[start]
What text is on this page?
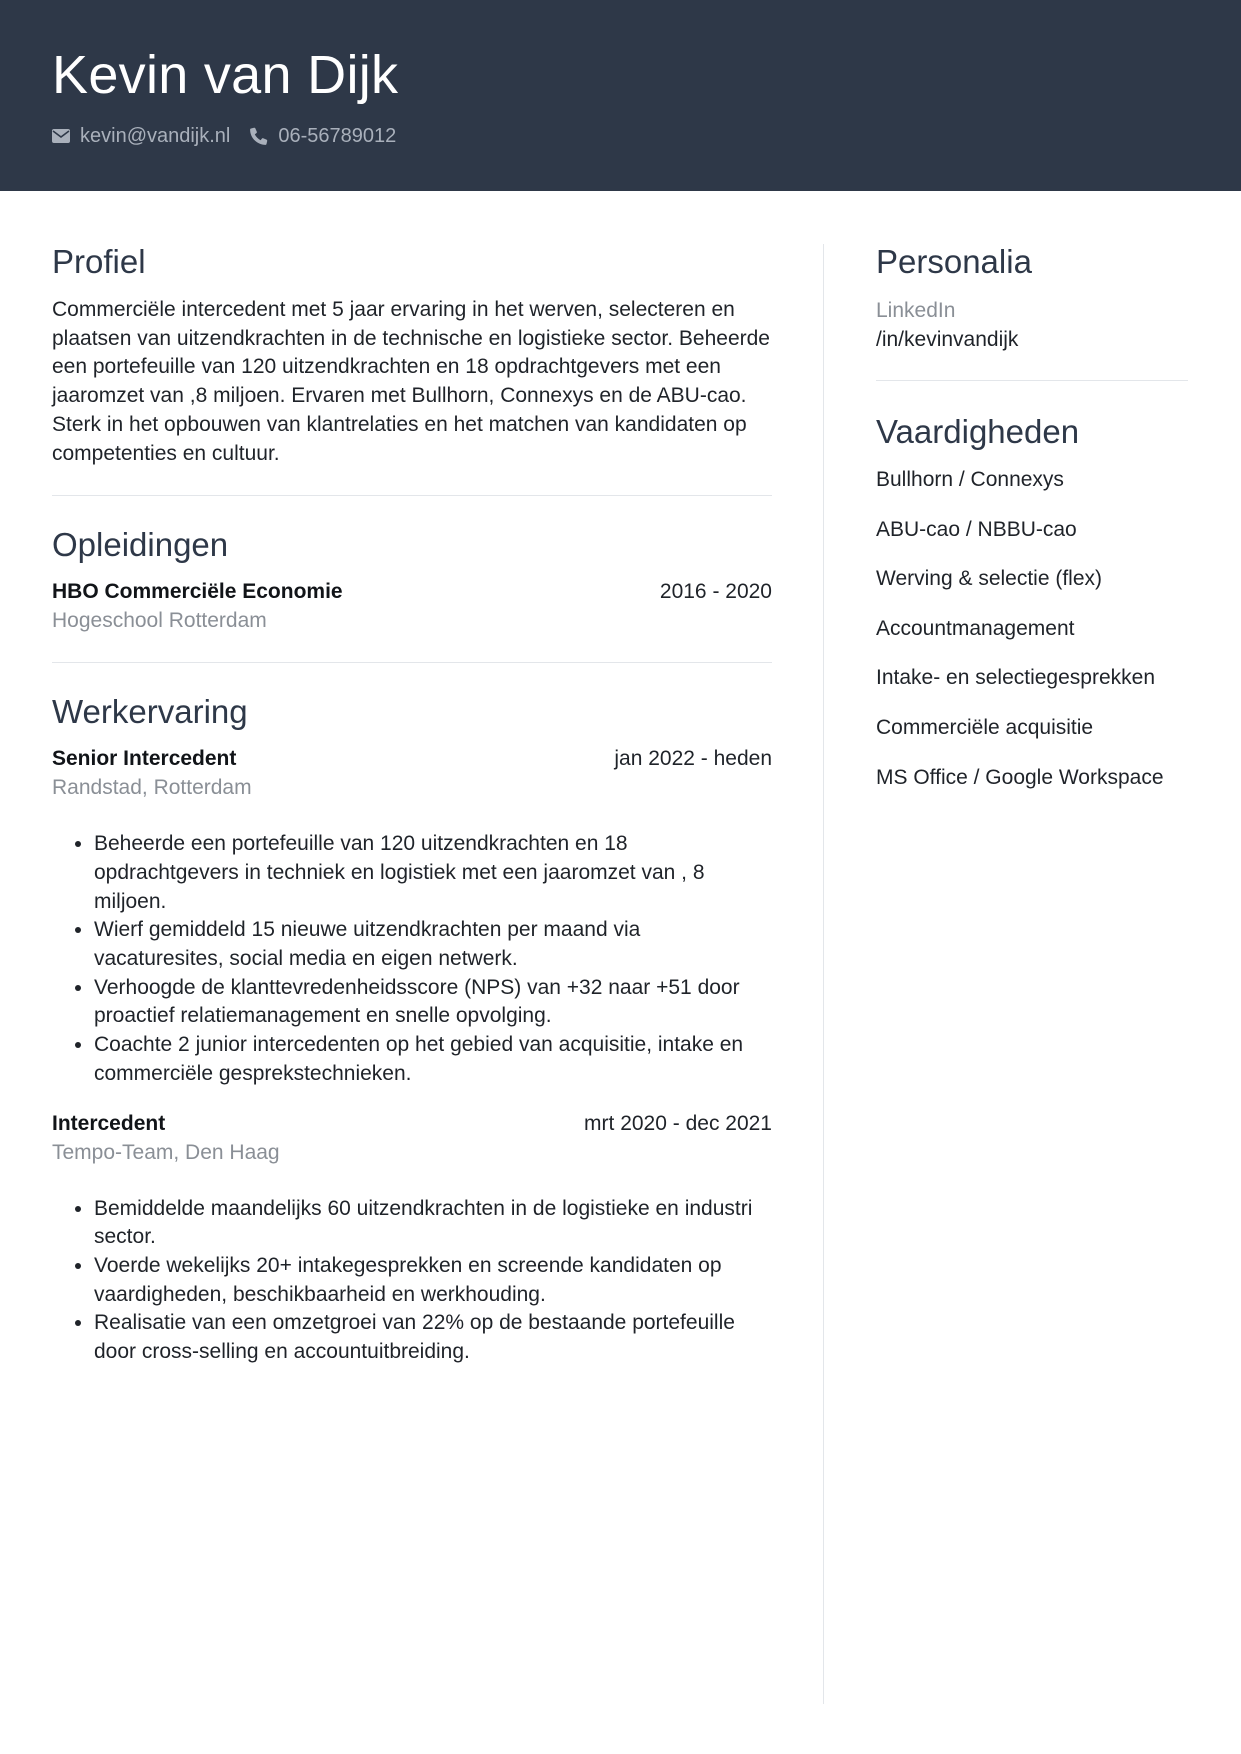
Kevin van Dijk
kevin@vandijk.nl 06-56789012
Profiel
Commerciële intercedent met 5 jaar ervaring in het werven, selecteren en plaatsen van uitzendkrachten in de technische en logistieke sector. Beheerde een portefeuille van 120 uitzendkrachten en 18 opdrachtgevers met een jaaromzet van ,8 miljoen. Ervaren met Bullhorn, Connexys en de ABU-cao. Sterk in het opbouwen van klantrelaties en het matchen van kandidaten op competenties en cultuur.
Opleidingen
HBO Commerciële Economie	2016 - 2020
Hogeschool Rotterdam
Werkervaring
Senior Intercedent	jan 2022 - heden
Randstad, Rotterdam
• Beheerde een portefeuille van 120 uitzendkrachten en 18 opdrachtgevers in techniek en logistiek met een jaaromzet van , 8 miljoen.
• Wierf gemiddeld 15 nieuwe uitzendkrachten per maand via vacaturesites, social media en eigen netwerk.
• Verhoogde de klanttevredenheidsscore (NPS) van +32 naar +51 door proactief relatiemanagement en snelle opvolging.
• Coachte 2 junior intercedenten op het gebied van acquisitie, intake en commerciële gesprekstechnieken.
Intercedent	mrt 2020 - dec 2021
Tempo-Team, Den Haag
• Bemiddelde maandelijks 60 uitzendkrachten in de logistieke en industri sector.
• Voerde wekelijks 20+ intakegesprekken en screende kandidaten op vaardigheden, beschikbaarheid en werkhouding.
• Realisatie van een omzetgroei van 22% op de bestaande portefeuille door cross-selling en accountuitbreiding.
Personalia
LinkedIn
/in/kevinvandijk
Vaardigheden
Bullhorn / Connexys
ABU-cao / NBBU-cao
Werving & selectie (flex)
Accountmanagement
Intake- en selectiegesprekken
Commerciële acquisitie
MS Office / Google Workspace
[end]
• _What this task involves_
Search the data above for the string "Bullhorn" and copy each line that has it.

• _Problem solution_
Commerciële intercedent met 5 jaar ervaring in het werven, selecteren en plaatsen van uitzendkrachten in de technische en logistieke sector. Beheerde een portefeuille van 120 uitzendkrachten en 18 opdrachtgevers met een jaaromzet van ,8 miljoen. Ervaren met Bullhorn, Connexys en de ABU-cao. Sterk in het opbouwen van klantrelaties en het matchen van kandidaten op competenties en cultuur.
Bullhorn / Connexys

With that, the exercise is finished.